Working data:
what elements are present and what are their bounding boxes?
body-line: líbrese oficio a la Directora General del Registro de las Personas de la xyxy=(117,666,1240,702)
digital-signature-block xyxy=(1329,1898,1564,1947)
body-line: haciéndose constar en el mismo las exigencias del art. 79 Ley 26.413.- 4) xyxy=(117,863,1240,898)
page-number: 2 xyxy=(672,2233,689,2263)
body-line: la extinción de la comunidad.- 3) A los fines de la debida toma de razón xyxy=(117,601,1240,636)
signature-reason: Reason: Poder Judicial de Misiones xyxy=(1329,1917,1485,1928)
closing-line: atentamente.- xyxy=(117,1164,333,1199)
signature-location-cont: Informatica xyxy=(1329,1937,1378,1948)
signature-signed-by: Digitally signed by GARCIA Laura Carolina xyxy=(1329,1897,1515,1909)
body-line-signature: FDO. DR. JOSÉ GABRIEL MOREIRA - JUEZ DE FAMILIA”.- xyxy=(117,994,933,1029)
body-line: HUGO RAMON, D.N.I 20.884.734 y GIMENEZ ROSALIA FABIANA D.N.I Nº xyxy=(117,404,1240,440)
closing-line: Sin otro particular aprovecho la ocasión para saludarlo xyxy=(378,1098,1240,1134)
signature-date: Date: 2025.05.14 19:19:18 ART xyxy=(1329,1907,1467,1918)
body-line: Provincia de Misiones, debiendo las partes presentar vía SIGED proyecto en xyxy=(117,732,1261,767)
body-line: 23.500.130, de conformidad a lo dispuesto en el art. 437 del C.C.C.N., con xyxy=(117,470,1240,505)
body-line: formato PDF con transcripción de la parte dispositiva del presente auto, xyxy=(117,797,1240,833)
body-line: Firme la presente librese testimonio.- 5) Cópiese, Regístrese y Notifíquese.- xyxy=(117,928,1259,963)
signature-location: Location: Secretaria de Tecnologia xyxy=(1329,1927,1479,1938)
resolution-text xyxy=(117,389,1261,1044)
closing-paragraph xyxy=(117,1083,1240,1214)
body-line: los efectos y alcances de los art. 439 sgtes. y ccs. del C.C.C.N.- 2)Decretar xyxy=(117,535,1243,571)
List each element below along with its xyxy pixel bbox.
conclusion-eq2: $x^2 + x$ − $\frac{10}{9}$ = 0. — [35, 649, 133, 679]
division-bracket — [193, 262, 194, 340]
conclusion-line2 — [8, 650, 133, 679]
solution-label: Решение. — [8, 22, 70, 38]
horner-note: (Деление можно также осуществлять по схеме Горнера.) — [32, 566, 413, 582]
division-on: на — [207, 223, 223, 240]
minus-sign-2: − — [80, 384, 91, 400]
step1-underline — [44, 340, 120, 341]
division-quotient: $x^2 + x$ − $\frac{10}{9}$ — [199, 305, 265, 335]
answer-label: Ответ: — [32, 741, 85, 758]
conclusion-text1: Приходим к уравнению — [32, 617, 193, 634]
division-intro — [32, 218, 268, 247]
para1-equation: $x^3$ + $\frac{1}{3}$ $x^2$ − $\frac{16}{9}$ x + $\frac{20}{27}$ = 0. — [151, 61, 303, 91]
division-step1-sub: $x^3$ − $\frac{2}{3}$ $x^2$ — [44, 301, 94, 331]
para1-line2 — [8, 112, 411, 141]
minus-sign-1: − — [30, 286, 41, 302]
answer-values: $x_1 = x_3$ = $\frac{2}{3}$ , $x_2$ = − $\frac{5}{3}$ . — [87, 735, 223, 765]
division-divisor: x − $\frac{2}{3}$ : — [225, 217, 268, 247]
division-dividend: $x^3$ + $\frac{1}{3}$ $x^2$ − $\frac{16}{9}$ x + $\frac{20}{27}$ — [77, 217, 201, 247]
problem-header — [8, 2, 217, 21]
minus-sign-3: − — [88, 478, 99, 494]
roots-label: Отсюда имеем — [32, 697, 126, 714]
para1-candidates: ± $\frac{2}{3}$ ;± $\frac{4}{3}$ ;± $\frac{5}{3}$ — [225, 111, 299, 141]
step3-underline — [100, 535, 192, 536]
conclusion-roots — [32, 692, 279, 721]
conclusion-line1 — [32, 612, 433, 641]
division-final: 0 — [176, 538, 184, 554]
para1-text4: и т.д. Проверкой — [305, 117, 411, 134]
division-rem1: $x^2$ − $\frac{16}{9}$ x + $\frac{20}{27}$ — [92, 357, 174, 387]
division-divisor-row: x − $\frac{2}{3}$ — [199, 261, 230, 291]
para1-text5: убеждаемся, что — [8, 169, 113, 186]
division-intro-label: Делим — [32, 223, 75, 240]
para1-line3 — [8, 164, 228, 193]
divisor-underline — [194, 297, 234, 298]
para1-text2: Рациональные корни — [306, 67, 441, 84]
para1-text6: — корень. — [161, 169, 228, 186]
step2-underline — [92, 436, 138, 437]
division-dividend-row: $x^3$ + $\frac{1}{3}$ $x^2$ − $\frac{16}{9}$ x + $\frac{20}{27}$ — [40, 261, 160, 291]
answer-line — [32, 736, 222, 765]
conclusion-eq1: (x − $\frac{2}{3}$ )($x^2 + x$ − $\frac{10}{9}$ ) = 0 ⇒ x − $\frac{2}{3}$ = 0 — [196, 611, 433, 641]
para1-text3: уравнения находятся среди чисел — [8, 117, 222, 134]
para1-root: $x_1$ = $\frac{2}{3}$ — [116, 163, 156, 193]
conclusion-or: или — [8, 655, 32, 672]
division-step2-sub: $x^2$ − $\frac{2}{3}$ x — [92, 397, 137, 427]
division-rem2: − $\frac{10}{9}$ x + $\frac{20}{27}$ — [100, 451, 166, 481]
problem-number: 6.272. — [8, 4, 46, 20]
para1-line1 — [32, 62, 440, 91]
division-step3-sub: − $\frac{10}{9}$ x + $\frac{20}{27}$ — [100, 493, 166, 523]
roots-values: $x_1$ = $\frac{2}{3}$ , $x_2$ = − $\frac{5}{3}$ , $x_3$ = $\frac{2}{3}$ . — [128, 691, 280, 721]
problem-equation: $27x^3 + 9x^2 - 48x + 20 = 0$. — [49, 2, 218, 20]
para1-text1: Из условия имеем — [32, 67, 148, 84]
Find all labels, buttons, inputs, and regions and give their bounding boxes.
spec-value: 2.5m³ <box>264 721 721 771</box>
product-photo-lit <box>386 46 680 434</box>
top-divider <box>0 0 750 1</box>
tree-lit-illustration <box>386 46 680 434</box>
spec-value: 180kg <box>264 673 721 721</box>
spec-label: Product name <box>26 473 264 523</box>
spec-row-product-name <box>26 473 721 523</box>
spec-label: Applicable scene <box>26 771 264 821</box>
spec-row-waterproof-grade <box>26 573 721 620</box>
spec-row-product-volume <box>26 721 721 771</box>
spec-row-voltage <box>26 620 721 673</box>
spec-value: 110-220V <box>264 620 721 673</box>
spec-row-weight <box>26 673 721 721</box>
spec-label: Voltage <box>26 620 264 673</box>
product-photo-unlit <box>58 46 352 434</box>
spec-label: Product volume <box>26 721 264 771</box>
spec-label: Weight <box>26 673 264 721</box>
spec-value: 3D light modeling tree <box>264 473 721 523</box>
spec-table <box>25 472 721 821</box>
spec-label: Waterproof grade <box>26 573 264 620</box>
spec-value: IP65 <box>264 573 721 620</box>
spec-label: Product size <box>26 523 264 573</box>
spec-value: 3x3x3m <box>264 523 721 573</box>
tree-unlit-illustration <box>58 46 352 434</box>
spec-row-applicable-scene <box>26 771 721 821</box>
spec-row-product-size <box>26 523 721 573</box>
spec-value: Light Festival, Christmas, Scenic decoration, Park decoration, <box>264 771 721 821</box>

Requirement: Reproduce all of the data above line for line, keeping every character unchanged.

Answer:
what elements are present and what are their bounding boxes?
body-line: líbrese oficio a la Directora General del Registro de las Personas de la xyxy=(117,666,1240,702)
digital-signature-block xyxy=(1329,1898,1564,1947)
body-line: haciéndose constar en el mismo las exigencias del art. 79 Ley 26.413.- 4) xyxy=(117,863,1240,898)
page-number: 2 xyxy=(672,2233,689,2263)
body-line: la extinción de la comunidad.- 3) A los fines de la debida toma de razón xyxy=(117,601,1240,636)
signature-reason: Reason: Poder Judicial de Misiones xyxy=(1329,1917,1485,1928)
closing-line: atentamente.- xyxy=(117,1164,333,1199)
signature-location-cont: Informatica xyxy=(1329,1937,1378,1948)
signature-signed-by: Digitally signed by GARCIA Laura Carolina xyxy=(1329,1897,1515,1909)
body-line-signature: FDO. DR. JOSÉ GABRIEL MOREIRA - JUEZ DE FAMILIA”.- xyxy=(117,994,933,1029)
body-line: HUGO RAMON, D.N.I 20.884.734 y GIMENEZ ROSALIA FABIANA D.N.I Nº xyxy=(117,404,1240,440)
closing-line: Sin otro particular aprovecho la ocasión para saludarlo xyxy=(378,1098,1240,1134)
signature-date: Date: 2025.05.14 19:19:18 ART xyxy=(1329,1907,1467,1918)
body-line: Provincia de Misiones, debiendo las partes presentar vía SIGED proyecto en xyxy=(117,732,1261,767)
body-line: 23.500.130, de conformidad a lo dispuesto en el art. 437 del C.C.C.N., con xyxy=(117,470,1240,505)
body-line: formato PDF con transcripción de la parte dispositiva del presente auto, xyxy=(117,797,1240,833)
body-line: Firme la presente librese testimonio.- 5) Cópiese, Regístrese y Notifíquese.- xyxy=(117,928,1259,963)
signature-location: Location: Secretaria de Tecnologia xyxy=(1329,1927,1479,1938)
resolution-text xyxy=(117,389,1261,1044)
closing-paragraph xyxy=(117,1083,1240,1214)
body-line: los efectos y alcances de los art. 439 sgtes. y ccs. del C.C.C.N.- 2)Decretar xyxy=(117,535,1243,571)
List each element below along with its xyxy pixel bbox.
conclusion-eq2: $x^2 + x$ − $\frac{10}{9}$ = 0. — [35, 649, 133, 679]
division-bracket — [193, 262, 194, 340]
conclusion-line2 — [8, 650, 133, 679]
solution-label: Решение. — [8, 22, 70, 38]
horner-note: (Деление можно также осуществлять по схеме Горнера.) — [32, 566, 413, 582]
division-on: на — [207, 223, 223, 240]
minus-sign-2: − — [80, 384, 91, 400]
step1-underline — [44, 340, 120, 341]
division-quotient: $x^2 + x$ − $\frac{10}{9}$ — [199, 305, 265, 335]
answer-label: Ответ: — [32, 741, 85, 758]
conclusion-text1: Приходим к уравнению — [32, 617, 193, 634]
division-intro — [32, 218, 268, 247]
para1-equation: $x^3$ + $\frac{1}{3}$ $x^2$ − $\frac{16}{9}$ x + $\frac{20}{27}$ = 0. — [151, 61, 303, 91]
division-step1-sub: $x^3$ − $\frac{2}{3}$ $x^2$ — [44, 301, 94, 331]
para1-line2 — [8, 112, 411, 141]
minus-sign-1: − — [30, 286, 41, 302]
answer-values: $x_1 = x_3$ = $\frac{2}{3}$ , $x_2$ = − $\frac{5}{3}$ . — [87, 735, 223, 765]
division-divisor: x − $\frac{2}{3}$ : — [225, 217, 268, 247]
division-dividend: $x^3$ + $\frac{1}{3}$ $x^2$ − $\frac{16}{9}$ x + $\frac{20}{27}$ — [77, 217, 201, 247]
problem-header — [8, 2, 217, 21]
minus-sign-3: − — [88, 478, 99, 494]
roots-label: Отсюда имеем — [32, 697, 126, 714]
para1-candidates: ± $\frac{2}{3}$ ;± $\frac{4}{3}$ ;± $\frac{5}{3}$ — [225, 111, 299, 141]
step3-underline — [100, 535, 192, 536]
conclusion-roots — [32, 692, 279, 721]
conclusion-line1 — [32, 612, 433, 641]
division-final: 0 — [176, 538, 184, 554]
para1-text4: и т.д. Проверкой — [305, 117, 411, 134]
division-rem1: $x^2$ − $\frac{16}{9}$ x + $\frac{20}{27}$ — [92, 357, 174, 387]
division-divisor-row: x − $\frac{2}{3}$ — [199, 261, 230, 291]
para1-text5: убеждаемся, что — [8, 169, 113, 186]
division-intro-label: Делим — [32, 223, 75, 240]
para1-line3 — [8, 164, 228, 193]
divisor-underline — [194, 297, 234, 298]
para1-text2: Рациональные корни — [306, 67, 441, 84]
para1-text6: — корень. — [161, 169, 228, 186]
step2-underline — [92, 436, 138, 437]
division-dividend-row: $x^3$ + $\frac{1}{3}$ $x^2$ − $\frac{16}{9}$ x + $\frac{20}{27}$ — [40, 261, 160, 291]
answer-line — [32, 736, 222, 765]
conclusion-eq1: (x − $\frac{2}{3}$ )($x^2 + x$ − $\frac{10}{9}$ ) = 0 ⇒ x − $\frac{2}{3}$ = 0 — [196, 611, 433, 641]
para1-text3: уравнения находятся среди чисел — [8, 117, 222, 134]
para1-root: $x_1$ = $\frac{2}{3}$ — [116, 163, 156, 193]
conclusion-or: или — [8, 655, 32, 672]
division-step2-sub: $x^2$ − $\frac{2}{3}$ x — [92, 397, 137, 427]
division-rem2: − $\frac{10}{9}$ x + $\frac{20}{27}$ — [100, 451, 166, 481]
problem-number: 6.272. — [8, 4, 46, 20]
para1-line1 — [32, 62, 440, 91]
division-step3-sub: − $\frac{10}{9}$ x + $\frac{20}{27}$ — [100, 493, 166, 523]
roots-values: $x_1$ = $\frac{2}{3}$ , $x_2$ = − $\frac{5}{3}$ , $x_3$ = $\frac{2}{3}$ . — [128, 691, 280, 721]
problem-equation: $27x^3 + 9x^2 - 48x + 20 = 0$. — [49, 2, 218, 20]
para1-text1: Из условия имеем — [32, 67, 148, 84]
Find all labels, buttons, inputs, and regions and give their bounding boxes.
spec-value: 2.5m³ <box>264 721 721 771</box>
product-photo-lit <box>386 46 680 434</box>
top-divider <box>0 0 750 1</box>
tree-lit-illustration <box>386 46 680 434</box>
spec-value: 180kg <box>264 673 721 721</box>
spec-label: Product name <box>26 473 264 523</box>
spec-row-product-name <box>26 473 721 523</box>
spec-label: Applicable scene <box>26 771 264 821</box>
spec-row-waterproof-grade <box>26 573 721 620</box>
spec-row-product-volume <box>26 721 721 771</box>
spec-row-voltage <box>26 620 721 673</box>
spec-value: 110-220V <box>264 620 721 673</box>
spec-row-weight <box>26 673 721 721</box>
spec-label: Voltage <box>26 620 264 673</box>
product-photo-unlit <box>58 46 352 434</box>
spec-label: Product volume <box>26 721 264 771</box>
spec-label: Weight <box>26 673 264 721</box>
spec-value: 3D light modeling tree <box>264 473 721 523</box>
spec-table <box>25 472 721 821</box>
spec-label: Waterproof grade <box>26 573 264 620</box>
spec-value: IP65 <box>264 573 721 620</box>
spec-label: Product size <box>26 523 264 573</box>
spec-value: 3x3x3m <box>264 523 721 573</box>
tree-unlit-illustration <box>58 46 352 434</box>
spec-row-applicable-scene <box>26 771 721 821</box>
spec-row-product-size <box>26 523 721 573</box>
spec-value: Light Festival, Christmas, Scenic decoration, Park decoration, <box>264 771 721 821</box>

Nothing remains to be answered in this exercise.